> _Problem requirements_:
Please render the listing below as a JSON list of strings, one string per line, with blank lines skipped and the picture left out.

> _Element placement data_:
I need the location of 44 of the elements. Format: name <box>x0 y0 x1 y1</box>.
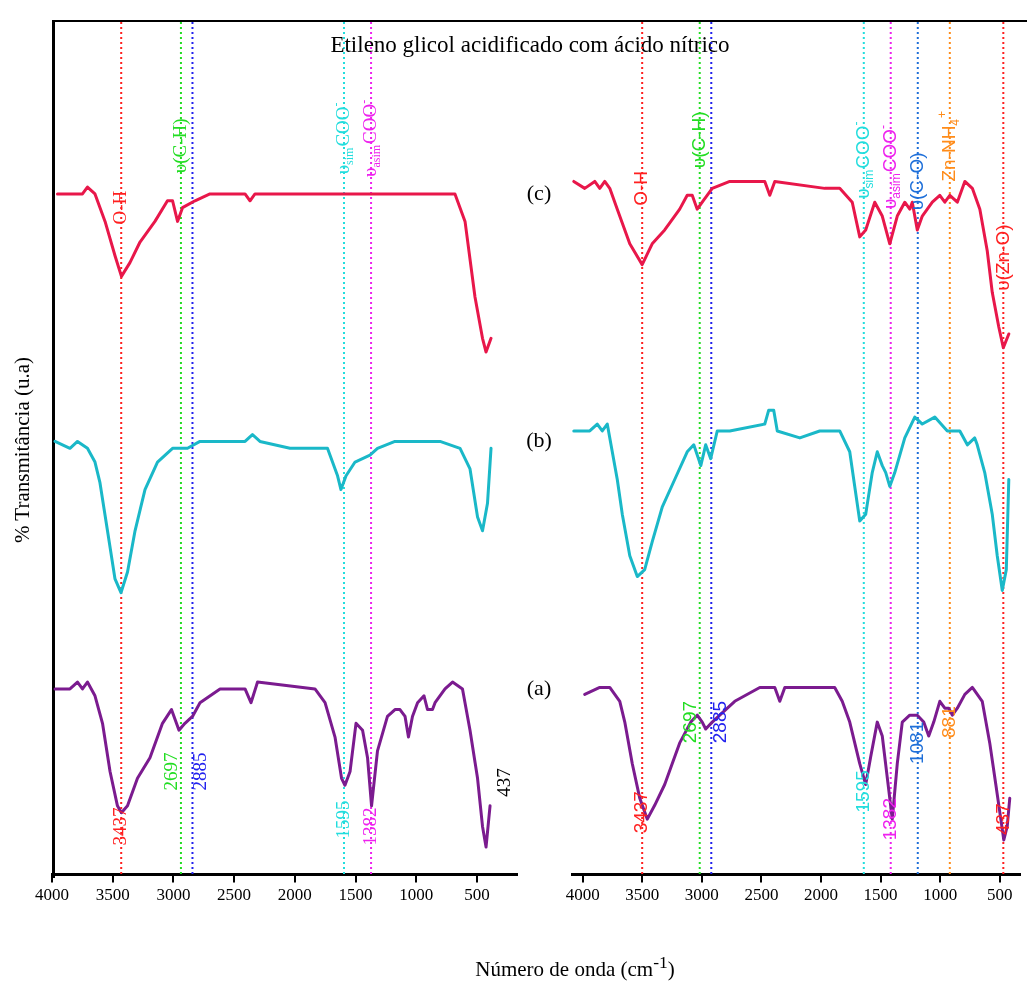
annotation: υ(C-H) <box>168 118 191 174</box>
text: (c) <box>526 179 552 205</box>
annotation: O-H <box>630 170 652 206</box>
annotation: 881 <box>938 706 960 738</box>
annotation: 3437 <box>109 807 131 846</box>
x-tick-label: 3000 <box>684 885 719 905</box>
annotation: 1595 <box>852 770 874 813</box>
x-tick-label: 1000 <box>399 885 434 905</box>
annotation: 2885 <box>189 752 211 791</box>
x-tick-label: 2500 <box>217 885 252 905</box>
x-axis-title: Número de onda (cm$^{-1}$) <box>475 952 675 982</box>
x-tick-label: 3500 <box>95 885 130 905</box>
annotation: 1382 <box>878 798 900 841</box>
x-tick-label: 500 <box>986 885 1013 905</box>
y-axis-title: % Transmitância (u.a) <box>9 356 35 544</box>
annotation: υ(C-O) <box>906 152 927 211</box>
annotation: 2697 <box>678 700 700 744</box>
x-tick-label: 2500 <box>744 885 779 905</box>
x-tick-label: 1000 <box>923 885 958 905</box>
chart-title: Etileno glicol acidificado com ácido nítrico <box>330 32 730 58</box>
x-tick-label: 3000 <box>156 885 191 905</box>
x-tick-label: 4000 <box>565 885 600 905</box>
series-label: (b) <box>526 427 552 453</box>
annotation: 437 <box>991 803 1013 835</box>
x-tick-label: 4000 <box>35 885 69 905</box>
text: (a) <box>526 674 552 700</box>
x-tick-label: 500 <box>464 885 490 905</box>
annotation: 2697 <box>159 752 181 791</box>
x-tick-label: 2000 <box>277 885 312 905</box>
annotation: 2885 <box>708 700 730 744</box>
annotation: υ(Zn-O) <box>991 224 1013 291</box>
x-tick-label: 1500 <box>338 885 373 905</box>
annotation: υasimCOO- <box>876 125 903 210</box>
annotation: υsimCOO- <box>849 121 876 199</box>
annotation: 3437 <box>630 791 652 834</box>
annotation: 1382 <box>359 807 381 846</box>
x-tick-label: 2000 <box>804 885 839 905</box>
annotation: υasimCOO- <box>356 99 383 177</box>
annotation: υ(C-H) <box>687 111 709 169</box>
x-tick-label: 3500 <box>625 885 660 905</box>
annotation: 1081 <box>906 721 927 765</box>
annotation: 437 <box>492 768 514 797</box>
annotation: Zn-NH4+ <box>935 110 962 182</box>
x-tick-label: 1500 <box>863 885 898 905</box>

> _Exercise output_:
[
  "I need the location of 44 of the elements. Format: name <box>x0 y0 x1 y1</box>.",
  "annotation: υ(C-H) <box>168 118 191 174</box>",
  "text: (c) <box>526 179 552 205</box>",
  "annotation: O-H <box>630 170 652 206</box>",
  "annotation: 881 <box>938 706 960 738</box>",
  "annotation: 3437 <box>109 807 131 846</box>",
  "x-tick-label: 3000 <box>684 885 719 905</box>",
  "annotation: 1595 <box>852 770 874 813</box>",
  "x-tick-label: 1000 <box>399 885 434 905</box>",
  "annotation: 2885 <box>189 752 211 791</box>",
  "x-tick-label: 2500 <box>217 885 252 905</box>",
  "x-axis-title: Número de onda (cm$^{-1}$) <box>475 952 675 982</box>",
  "x-tick-label: 3500 <box>95 885 130 905</box>",
  "annotation: 1382 <box>878 798 900 841</box>",
  "x-tick-label: 500 <box>986 885 1013 905</box>",
  "y-axis-title: % Transmitância (u.a) <box>9 356 35 544</box>",
  "annotation: υ(C-O) <box>906 152 927 211</box>",
  "annotation: 2697 <box>678 700 700 744</box>",
  "x-tick-label: 2500 <box>744 885 779 905</box>",
  "x-tick-label: 1000 <box>923 885 958 905</box>",
  "chart-title: Etileno glicol acidificado com ácido nítrico <box>330 32 730 58</box>",
  "x-tick-label: 3000 <box>156 885 191 905</box>",
  "x-tick-label: 4000 <box>565 885 600 905</box>",
  "series-label: (b) <box>526 427 552 453</box>",
  "annotation: 437 <box>991 803 1013 835</box>",
  "x-tick-label: 4000 <box>35 885 69 905</box>",
  "text: (a) <box>526 674 552 700</box>",
  "x-tick-label: 500 <box>464 885 490 905</box>",
  "annotation: 2697 <box>159 752 181 791</box>",
  "x-tick-label: 2000 <box>277 885 312 905</box>",
  "annotation: 2885 <box>708 700 730 744</box>",
  "annotation: υ(Zn-O) <box>991 224 1013 291</box>",
  "x-tick-label: 1500 <box>338 885 373 905</box>",
  "annotation: υasimCOO- <box>876 125 903 210</box>",
  "annotation: υsimCOO- <box>849 121 876 199</box>",
  "annotation: 3437 <box>630 791 652 834</box>",
  "annotation: 1382 <box>359 807 381 846</box>",
  "x-tick-label: 2000 <box>804 885 839 905</box>",
  "annotation: υasimCOO- <box>356 99 383 177</box>",
  "annotation: υ(C-H) <box>687 111 709 169</box>",
  "x-tick-label: 3500 <box>625 885 660 905</box>",
  "annotation: 1081 <box>906 721 927 765</box>",
  "annotation: 437 <box>492 768 514 797</box>",
  "annotation: Zn-NH4+ <box>935 110 962 182</box>",
  "x-tick-label: 1500 <box>863 885 898 905</box>"
]